Work to complete. Of the lines in the entries, how many hold the word "triangle"? Give that number alone.

Structured figure records
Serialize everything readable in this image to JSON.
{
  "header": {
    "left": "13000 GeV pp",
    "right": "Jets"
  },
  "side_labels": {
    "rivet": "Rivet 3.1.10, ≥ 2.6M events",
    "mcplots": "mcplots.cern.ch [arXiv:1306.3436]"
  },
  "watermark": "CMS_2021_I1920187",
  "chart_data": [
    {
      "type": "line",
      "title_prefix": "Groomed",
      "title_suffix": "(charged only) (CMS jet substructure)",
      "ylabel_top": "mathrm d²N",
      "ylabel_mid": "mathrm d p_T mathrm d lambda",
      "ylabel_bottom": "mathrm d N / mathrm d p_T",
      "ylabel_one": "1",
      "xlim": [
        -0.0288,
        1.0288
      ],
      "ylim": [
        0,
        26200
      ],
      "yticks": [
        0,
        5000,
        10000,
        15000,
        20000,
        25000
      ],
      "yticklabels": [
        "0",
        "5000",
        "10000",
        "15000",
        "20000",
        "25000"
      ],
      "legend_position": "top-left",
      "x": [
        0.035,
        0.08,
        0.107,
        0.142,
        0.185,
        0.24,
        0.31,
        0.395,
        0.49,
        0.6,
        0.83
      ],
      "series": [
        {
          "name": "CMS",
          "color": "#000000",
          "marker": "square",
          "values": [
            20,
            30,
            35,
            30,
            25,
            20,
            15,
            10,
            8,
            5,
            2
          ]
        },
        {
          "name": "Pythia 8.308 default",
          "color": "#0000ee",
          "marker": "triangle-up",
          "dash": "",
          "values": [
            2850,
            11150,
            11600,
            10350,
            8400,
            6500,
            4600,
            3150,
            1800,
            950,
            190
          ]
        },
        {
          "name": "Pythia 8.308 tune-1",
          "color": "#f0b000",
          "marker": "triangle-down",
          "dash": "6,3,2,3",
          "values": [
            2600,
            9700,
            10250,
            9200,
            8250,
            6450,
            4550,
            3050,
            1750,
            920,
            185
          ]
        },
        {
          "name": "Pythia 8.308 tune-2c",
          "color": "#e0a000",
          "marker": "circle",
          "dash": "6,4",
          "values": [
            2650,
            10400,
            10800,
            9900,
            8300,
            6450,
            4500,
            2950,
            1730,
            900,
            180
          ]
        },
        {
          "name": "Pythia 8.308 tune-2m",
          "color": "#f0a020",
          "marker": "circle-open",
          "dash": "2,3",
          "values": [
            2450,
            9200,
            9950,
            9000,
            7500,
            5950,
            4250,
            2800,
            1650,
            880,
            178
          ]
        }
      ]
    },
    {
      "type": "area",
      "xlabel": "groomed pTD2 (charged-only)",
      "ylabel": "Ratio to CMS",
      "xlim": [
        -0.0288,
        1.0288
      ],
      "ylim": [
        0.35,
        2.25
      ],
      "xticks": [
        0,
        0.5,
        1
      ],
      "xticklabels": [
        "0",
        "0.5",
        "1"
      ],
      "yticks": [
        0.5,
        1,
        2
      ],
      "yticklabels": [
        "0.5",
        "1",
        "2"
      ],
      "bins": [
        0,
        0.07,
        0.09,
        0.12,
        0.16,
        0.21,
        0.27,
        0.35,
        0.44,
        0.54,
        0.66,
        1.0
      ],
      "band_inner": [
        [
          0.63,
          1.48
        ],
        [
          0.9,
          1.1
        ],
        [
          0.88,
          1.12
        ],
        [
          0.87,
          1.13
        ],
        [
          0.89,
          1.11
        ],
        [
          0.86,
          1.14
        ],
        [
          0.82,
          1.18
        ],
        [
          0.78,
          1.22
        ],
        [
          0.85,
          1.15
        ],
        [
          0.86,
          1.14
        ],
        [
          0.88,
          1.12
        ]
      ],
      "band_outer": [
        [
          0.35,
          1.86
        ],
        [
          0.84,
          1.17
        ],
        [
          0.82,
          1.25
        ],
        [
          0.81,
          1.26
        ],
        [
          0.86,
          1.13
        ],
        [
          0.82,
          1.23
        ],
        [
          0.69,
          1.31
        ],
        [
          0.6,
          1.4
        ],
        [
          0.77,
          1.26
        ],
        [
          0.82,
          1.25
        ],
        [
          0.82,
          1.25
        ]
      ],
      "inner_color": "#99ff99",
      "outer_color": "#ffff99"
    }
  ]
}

Result of the exercise. 2